**Given request A**:
Write out the records exactly, starting with their first line and going on through the line with "chart-title: 收入统计表 <box>127 220 172 232</box>".
:: Supplied passage ::
Wednesday, April 28, 2010

RE: [MW:4977] Carbone Equ.

Dear Tamer,

 

Carbon equivalents (CE) seek to account for the sum of the effects of the several elements present in steel on its hardenability, and thus the susceptibility of a weld to cracking. It calculates the steel’s potential to form martensite or strengthening carbides based upon the steel chemistry. The higher the carbon equivalent, the harder the steel becomes and more prone to cracking upon cooling. Steels with carbon equivalents (CE) less than 0.4 percent are typically easy to weld and welded without special welding methods.
:::
**Given request B**:
Give again, word for word, the part of the carbon equivalents passage starting with "Wednesday, April 28, 2010" and going on through "special welding methods.".
:: Exercise materials ::
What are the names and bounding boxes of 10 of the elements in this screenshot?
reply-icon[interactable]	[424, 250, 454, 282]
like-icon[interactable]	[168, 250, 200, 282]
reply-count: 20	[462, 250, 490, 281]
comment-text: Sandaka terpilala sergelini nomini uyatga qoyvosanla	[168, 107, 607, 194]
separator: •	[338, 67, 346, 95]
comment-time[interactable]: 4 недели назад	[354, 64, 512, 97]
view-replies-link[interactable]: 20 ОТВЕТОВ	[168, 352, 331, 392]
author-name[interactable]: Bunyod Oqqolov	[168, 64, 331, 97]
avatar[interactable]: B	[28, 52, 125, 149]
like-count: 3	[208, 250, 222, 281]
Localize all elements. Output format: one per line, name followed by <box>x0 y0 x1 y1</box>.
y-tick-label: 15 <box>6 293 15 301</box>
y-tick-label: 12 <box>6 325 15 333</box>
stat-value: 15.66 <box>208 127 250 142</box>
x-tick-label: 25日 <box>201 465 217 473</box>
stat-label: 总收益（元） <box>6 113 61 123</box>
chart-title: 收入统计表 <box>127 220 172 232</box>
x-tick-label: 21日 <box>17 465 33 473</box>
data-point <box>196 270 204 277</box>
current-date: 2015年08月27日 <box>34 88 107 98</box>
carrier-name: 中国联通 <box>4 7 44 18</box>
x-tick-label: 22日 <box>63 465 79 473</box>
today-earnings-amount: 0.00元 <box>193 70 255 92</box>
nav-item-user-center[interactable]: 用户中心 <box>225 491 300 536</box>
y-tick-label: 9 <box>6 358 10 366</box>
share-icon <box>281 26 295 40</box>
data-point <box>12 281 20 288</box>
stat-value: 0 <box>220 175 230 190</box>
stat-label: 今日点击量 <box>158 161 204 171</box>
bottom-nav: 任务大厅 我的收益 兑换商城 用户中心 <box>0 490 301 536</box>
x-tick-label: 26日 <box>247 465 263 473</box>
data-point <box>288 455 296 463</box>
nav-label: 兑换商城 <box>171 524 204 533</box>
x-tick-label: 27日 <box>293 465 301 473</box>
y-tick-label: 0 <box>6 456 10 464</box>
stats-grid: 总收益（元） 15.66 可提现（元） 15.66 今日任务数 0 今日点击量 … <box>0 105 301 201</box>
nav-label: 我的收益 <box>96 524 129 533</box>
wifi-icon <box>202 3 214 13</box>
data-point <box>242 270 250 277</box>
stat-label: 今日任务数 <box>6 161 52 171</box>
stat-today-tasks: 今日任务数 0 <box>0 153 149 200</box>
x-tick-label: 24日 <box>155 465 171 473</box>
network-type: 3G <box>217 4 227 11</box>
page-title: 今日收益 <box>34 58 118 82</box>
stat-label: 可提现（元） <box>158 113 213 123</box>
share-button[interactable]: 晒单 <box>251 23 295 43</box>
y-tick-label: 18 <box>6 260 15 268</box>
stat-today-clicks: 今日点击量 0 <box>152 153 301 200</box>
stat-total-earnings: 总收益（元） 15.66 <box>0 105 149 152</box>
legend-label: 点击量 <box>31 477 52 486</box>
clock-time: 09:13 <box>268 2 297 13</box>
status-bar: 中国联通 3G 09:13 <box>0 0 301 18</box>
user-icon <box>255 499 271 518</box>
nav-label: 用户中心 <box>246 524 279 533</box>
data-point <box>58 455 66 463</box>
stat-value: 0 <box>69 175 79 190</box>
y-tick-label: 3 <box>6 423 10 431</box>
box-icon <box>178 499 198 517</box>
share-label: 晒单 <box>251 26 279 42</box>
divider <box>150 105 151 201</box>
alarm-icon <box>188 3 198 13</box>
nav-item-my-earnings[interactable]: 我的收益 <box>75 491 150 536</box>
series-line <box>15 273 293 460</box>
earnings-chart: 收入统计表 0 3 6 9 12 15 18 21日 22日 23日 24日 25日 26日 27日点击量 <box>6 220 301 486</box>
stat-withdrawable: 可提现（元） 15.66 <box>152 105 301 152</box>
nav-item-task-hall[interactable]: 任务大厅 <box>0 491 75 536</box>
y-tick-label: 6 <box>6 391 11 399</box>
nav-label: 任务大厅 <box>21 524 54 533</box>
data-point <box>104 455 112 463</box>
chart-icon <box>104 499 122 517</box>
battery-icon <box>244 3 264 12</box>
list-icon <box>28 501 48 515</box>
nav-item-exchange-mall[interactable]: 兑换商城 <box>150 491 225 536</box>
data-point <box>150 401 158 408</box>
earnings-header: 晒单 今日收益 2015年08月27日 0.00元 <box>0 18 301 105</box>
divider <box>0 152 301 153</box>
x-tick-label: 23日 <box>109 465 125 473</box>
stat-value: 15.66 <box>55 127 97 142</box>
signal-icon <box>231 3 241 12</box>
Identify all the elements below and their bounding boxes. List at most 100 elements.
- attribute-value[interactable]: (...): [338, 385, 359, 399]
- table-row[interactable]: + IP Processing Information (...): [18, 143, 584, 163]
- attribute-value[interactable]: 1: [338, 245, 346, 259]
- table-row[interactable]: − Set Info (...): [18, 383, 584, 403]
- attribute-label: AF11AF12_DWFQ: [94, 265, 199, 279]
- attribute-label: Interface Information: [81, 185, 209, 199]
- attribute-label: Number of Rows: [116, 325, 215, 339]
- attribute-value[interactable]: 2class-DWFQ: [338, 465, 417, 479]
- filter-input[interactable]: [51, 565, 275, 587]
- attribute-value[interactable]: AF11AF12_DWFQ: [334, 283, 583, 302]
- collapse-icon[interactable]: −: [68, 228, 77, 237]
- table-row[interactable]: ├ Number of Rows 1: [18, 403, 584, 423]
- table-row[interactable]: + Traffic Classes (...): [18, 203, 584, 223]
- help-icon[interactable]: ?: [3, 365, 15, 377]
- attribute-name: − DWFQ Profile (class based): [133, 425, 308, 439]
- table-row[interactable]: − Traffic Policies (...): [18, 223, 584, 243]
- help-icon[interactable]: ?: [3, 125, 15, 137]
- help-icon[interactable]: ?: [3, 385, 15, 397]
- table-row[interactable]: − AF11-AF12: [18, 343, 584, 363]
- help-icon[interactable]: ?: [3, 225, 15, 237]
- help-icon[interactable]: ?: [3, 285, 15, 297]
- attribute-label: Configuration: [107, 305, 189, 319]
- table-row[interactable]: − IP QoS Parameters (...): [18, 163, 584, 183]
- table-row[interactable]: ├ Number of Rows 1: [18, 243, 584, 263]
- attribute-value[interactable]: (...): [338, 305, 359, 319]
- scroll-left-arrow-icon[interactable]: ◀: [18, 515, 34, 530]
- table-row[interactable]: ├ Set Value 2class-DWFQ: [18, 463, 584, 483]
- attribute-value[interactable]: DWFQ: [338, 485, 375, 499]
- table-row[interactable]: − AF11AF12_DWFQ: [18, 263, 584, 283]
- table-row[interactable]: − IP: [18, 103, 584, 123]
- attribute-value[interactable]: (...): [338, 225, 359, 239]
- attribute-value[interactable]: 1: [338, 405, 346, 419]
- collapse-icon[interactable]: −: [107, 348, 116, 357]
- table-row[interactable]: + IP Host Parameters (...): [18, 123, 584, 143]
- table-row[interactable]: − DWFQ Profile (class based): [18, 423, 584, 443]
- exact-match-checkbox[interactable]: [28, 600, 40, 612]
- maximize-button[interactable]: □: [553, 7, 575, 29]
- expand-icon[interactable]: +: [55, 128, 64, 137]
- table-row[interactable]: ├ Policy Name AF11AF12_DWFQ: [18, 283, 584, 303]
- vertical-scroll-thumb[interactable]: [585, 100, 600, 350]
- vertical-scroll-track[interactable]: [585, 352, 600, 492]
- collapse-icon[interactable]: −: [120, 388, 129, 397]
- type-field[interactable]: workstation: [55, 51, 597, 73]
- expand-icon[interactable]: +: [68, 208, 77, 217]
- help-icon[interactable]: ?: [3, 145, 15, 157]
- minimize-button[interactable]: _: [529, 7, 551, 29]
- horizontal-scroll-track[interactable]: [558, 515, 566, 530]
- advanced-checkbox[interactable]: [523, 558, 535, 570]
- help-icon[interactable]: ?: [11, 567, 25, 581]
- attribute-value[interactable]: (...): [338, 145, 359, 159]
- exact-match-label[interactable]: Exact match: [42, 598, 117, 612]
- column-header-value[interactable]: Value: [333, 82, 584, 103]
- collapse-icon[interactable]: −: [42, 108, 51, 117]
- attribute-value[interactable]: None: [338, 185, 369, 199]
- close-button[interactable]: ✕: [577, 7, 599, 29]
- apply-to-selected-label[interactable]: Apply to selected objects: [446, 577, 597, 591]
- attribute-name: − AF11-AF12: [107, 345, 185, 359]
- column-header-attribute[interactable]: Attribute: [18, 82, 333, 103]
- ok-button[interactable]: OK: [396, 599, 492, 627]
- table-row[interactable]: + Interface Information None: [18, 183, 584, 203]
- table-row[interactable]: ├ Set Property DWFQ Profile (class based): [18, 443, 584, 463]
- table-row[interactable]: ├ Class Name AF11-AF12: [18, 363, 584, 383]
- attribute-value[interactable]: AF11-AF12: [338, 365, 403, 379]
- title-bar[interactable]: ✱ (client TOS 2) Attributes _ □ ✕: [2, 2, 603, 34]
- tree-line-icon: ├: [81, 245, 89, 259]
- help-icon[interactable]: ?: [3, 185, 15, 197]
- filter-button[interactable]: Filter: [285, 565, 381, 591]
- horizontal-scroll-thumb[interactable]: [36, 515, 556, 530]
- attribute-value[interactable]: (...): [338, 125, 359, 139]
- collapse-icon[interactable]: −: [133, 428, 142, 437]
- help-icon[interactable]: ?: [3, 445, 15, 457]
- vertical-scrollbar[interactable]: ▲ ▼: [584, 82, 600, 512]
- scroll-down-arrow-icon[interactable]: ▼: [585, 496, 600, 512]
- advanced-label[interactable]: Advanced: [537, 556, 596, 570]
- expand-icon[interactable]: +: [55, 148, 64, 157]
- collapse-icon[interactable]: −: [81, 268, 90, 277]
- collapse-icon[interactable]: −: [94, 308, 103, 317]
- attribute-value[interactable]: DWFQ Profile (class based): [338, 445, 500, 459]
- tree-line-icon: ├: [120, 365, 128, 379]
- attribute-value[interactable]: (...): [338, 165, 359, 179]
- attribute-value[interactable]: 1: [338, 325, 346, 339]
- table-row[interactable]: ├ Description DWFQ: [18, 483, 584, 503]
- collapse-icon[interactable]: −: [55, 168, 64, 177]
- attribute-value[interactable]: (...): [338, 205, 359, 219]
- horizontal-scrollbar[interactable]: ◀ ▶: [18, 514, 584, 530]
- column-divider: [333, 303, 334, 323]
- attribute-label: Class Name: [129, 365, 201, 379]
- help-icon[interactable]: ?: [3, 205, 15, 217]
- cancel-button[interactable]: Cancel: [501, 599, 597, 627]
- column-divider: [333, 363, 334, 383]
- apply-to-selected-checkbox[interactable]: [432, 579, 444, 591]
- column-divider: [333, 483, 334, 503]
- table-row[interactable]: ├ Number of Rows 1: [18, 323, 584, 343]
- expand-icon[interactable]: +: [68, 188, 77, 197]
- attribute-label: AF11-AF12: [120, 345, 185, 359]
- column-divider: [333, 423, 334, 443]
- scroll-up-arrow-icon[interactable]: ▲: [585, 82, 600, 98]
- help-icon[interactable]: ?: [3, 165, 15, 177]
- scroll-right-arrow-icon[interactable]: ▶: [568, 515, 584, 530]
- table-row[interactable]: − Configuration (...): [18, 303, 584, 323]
:::
**Answer A**:
What are the names and bounding boxes of 10 of the elements in this screenshot?
reply-icon[interactable]	[424, 250, 454, 282]
like-icon[interactable]	[168, 250, 200, 282]
reply-count: 20	[462, 250, 490, 281]
comment-text: Sandaka terpilala sergelini nomini uyatga qoyvosanla	[168, 107, 607, 194]
separator: •	[338, 67, 346, 95]
comment-time[interactable]: 4 недели назад	[354, 64, 512, 97]
view-replies-link[interactable]: 20 ОТВЕТОВ	[168, 352, 331, 392]
author-name[interactable]: Bunyod Oqqolov	[168, 64, 331, 97]
avatar[interactable]: B	[28, 52, 125, 149]
like-count: 3	[208, 250, 222, 281]
Localize all elements. Output format: one per line, name followed by <box>x0 y0 x1 y1</box>.
y-tick-label: 15 <box>6 293 15 301</box>
y-tick-label: 12 <box>6 325 15 333</box>
stat-value: 15.66 <box>208 127 250 142</box>
x-tick-label: 25日 <box>201 465 217 473</box>
stat-label: 总收益（元） <box>6 113 61 123</box>
chart-title: 收入统计表 <box>127 220 172 232</box>

**Answer B**:
Wednesday, April 28, 2010

RE: [MW:4977] Carbone Equ.

Dear Tamer,

 

Carbon equivalents (CE) seek to account for the sum of the effects of the several elements present in steel on its hardenability, and thus the susceptibility of a weld to cracking. It calculates the steel’s potential to form martensite or strengthening carbides based upon the steel chemistry. The higher the carbon equivalent, the harder the steel becomes and more prone to cracking upon cooling. Steels with carbon equivalents (CE) less than 0.4 percent are typically easy to weld and welded without special welding methods.